→ **Short task**
Set down each entry from the block beneath, exactly as written.

BEGIN

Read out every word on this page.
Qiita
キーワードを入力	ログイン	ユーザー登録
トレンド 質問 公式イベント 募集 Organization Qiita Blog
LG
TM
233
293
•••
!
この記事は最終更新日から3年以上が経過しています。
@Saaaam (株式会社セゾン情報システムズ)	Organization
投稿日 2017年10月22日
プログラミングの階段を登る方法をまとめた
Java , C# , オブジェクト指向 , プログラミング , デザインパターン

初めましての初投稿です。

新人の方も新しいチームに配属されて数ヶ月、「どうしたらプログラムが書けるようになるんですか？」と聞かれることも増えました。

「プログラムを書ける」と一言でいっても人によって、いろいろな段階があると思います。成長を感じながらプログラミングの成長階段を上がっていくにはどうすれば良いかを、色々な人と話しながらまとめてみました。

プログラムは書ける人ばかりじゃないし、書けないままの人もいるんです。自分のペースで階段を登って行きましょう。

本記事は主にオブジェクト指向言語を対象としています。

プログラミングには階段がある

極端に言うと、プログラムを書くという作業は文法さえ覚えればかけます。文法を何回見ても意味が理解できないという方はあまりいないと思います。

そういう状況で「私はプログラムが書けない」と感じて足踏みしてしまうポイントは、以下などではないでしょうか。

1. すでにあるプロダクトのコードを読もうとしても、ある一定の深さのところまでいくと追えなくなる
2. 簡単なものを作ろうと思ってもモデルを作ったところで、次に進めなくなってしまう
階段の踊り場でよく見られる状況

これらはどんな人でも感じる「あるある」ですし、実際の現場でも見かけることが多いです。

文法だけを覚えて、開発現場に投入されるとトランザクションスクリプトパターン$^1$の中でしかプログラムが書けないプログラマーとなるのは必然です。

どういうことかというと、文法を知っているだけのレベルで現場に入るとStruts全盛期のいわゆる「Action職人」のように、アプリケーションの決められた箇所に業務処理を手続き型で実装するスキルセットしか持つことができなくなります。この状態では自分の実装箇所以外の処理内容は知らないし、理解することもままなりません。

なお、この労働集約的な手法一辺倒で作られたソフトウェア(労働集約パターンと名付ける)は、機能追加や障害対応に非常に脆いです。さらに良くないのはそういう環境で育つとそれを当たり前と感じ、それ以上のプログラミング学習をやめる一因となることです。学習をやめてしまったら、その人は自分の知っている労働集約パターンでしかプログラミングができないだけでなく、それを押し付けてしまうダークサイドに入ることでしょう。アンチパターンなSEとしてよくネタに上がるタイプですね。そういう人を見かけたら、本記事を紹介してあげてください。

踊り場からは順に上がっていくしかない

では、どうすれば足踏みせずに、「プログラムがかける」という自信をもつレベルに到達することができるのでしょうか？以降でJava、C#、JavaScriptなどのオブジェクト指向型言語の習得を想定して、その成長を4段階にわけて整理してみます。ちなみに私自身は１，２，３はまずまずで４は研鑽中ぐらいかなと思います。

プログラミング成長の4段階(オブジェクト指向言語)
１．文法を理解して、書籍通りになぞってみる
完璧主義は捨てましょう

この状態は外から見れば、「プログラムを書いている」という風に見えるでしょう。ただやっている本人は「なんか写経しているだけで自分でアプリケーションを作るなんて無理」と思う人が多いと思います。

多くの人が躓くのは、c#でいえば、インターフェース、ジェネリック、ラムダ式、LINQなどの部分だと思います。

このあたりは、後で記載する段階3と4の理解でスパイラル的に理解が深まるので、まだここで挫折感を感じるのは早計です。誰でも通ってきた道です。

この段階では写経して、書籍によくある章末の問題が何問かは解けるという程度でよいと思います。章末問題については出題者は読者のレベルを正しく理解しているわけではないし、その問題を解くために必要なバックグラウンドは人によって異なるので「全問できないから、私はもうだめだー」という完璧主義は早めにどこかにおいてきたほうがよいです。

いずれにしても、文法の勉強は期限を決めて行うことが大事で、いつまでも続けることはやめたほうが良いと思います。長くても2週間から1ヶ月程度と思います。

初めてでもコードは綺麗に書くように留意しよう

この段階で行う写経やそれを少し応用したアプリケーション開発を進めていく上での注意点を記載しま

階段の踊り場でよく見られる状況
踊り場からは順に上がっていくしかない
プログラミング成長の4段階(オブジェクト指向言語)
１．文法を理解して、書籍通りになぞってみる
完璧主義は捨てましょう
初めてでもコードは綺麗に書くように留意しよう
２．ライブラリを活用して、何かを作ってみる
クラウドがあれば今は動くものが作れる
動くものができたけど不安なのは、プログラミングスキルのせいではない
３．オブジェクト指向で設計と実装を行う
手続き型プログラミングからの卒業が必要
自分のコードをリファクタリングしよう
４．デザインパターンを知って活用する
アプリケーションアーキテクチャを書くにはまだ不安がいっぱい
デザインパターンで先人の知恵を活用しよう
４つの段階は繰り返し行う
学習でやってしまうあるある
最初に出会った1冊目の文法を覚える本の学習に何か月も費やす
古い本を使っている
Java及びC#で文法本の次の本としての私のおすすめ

END

→ **Reply to the task**
Read out every word on this page.
Qiita
キーワードを入力	ログイン	ユーザー登録
トレンド 質問 公式イベント 募集 Organization Qiita Blog
LG
TM
233
293
•••
!
この記事は最終更新日から3年以上が経過しています。
@Saaaam (株式会社セゾン情報システムズ)	Organization
投稿日 2017年10月22日
プログラミングの階段を登る方法をまとめた
Java , C# , オブジェクト指向 , プログラミング , デザインパターン

初めましての初投稿です。

新人の方も新しいチームに配属されて数ヶ月、「どうしたらプログラムが書けるようになるんですか？」と聞かれることも増えました。

「プログラムを書ける」と一言でいっても人によって、いろいろな段階があると思います。成長を感じながらプログラミングの成長階段を上がっていくにはどうすれば良いかを、色々な人と話しながらまとめてみました。

プログラムは書ける人ばかりじゃないし、書けないままの人もいるんです。自分のペースで階段を登って行きましょう。

本記事は主にオブジェクト指向言語を対象としています。

プログラミングには階段がある

極端に言うと、プログラムを書くという作業は文法さえ覚えればかけます。文法を何回見ても意味が理解できないという方はあまりいないと思います。

そういう状況で「私はプログラムが書けない」と感じて足踏みしてしまうポイントは、以下などではないでしょうか。

1. すでにあるプロダクトのコードを読もうとしても、ある一定の深さのところまでいくと追えなくなる
2. 簡単なものを作ろうと思ってもモデルを作ったところで、次に進めなくなってしまう
階段の踊り場でよく見られる状況

これらはどんな人でも感じる「あるある」ですし、実際の現場でも見かけることが多いです。

文法だけを覚えて、開発現場に投入されるとトランザクションスクリプトパターン$^1$の中でしかプログラムが書けないプログラマーとなるのは必然です。

どういうことかというと、文法を知っているだけのレベルで現場に入るとStruts全盛期のいわゆる「Action職人」のように、アプリケーションの決められた箇所に業務処理を手続き型で実装するスキルセットしか持つことができなくなります。この状態では自分の実装箇所以外の処理内容は知らないし、理解することもままなりません。

なお、この労働集約的な手法一辺倒で作られたソフトウェア(労働集約パターンと名付ける)は、機能追加や障害対応に非常に脆いです。さらに良くないのはそういう環境で育つとそれを当たり前と感じ、それ以上のプログラミング学習をやめる一因となることです。学習をやめてしまったら、その人は自分の知っている労働集約パターンでしかプログラミングができないだけでなく、それを押し付けてしまうダークサイドに入ることでしょう。アンチパターンなSEとしてよくネタに上がるタイプですね。そういう人を見かけたら、本記事を紹介してあげてください。

踊り場からは順に上がっていくしかない

では、どうすれば足踏みせずに、「プログラムがかける」という自信をもつレベルに到達することができるのでしょうか？以降でJava、C#、JavaScriptなどのオブジェクト指向型言語の習得を想定して、その成長を4段階にわけて整理してみます。ちなみに私自身は１，２，３はまずまずで４は研鑽中ぐらいかなと思います。

プログラミング成長の4段階(オブジェクト指向言語)
１．文法を理解して、書籍通りになぞってみる
完璧主義は捨てましょう

この状態は外から見れば、「プログラムを書いている」という風に見えるでしょう。ただやっている本人は「なんか写経しているだけで自分でアプリケーションを作るなんて無理」と思う人が多いと思います。

多くの人が躓くのは、c#でいえば、インターフェース、ジェネリック、ラムダ式、LINQなどの部分だと思います。

このあたりは、後で記載する段階3と4の理解でスパイラル的に理解が深まるので、まだここで挫折感を感じるのは早計です。誰でも通ってきた道です。

この段階では写経して、書籍によくある章末の問題が何問かは解けるという程度でよいと思います。章末問題については出題者は読者のレベルを正しく理解しているわけではないし、その問題を解くために必要なバックグラウンドは人によって異なるので「全問できないから、私はもうだめだー」という完璧主義は早めにどこかにおいてきたほうがよいです。

いずれにしても、文法の勉強は期限を決めて行うことが大事で、いつまでも続けることはやめたほうが良いと思います。長くても2週間から1ヶ月程度と思います。

初めてでもコードは綺麗に書くように留意しよう

この段階で行う写経やそれを少し応用したアプリケーション開発を進めていく上での注意点を記載しま

階段の踊り場でよく見られる状況
踊り場からは順に上がっていくしかない
プログラミング成長の4段階(オブジェクト指向言語)
１．文法を理解して、書籍通りになぞってみる
完璧主義は捨てましょう
初めてでもコードは綺麗に書くように留意しよう
２．ライブラリを活用して、何かを作ってみる
クラウドがあれば今は動くものが作れる
動くものができたけど不安なのは、プログラミングスキルのせいではない
３．オブジェクト指向で設計と実装を行う
手続き型プログラミングからの卒業が必要
自分のコードをリファクタリングしよう
４．デザインパターンを知って活用する
アプリケーションアーキテクチャを書くにはまだ不安がいっぱい
デザインパターンで先人の知恵を活用しよう
４つの段階は繰り返し行う
学習でやってしまうあるある
最初に出会った1冊目の文法を覚える本の学習に何か月も費やす
古い本を使っている
Java及びC#で文法本の次の本としての私のおすすめ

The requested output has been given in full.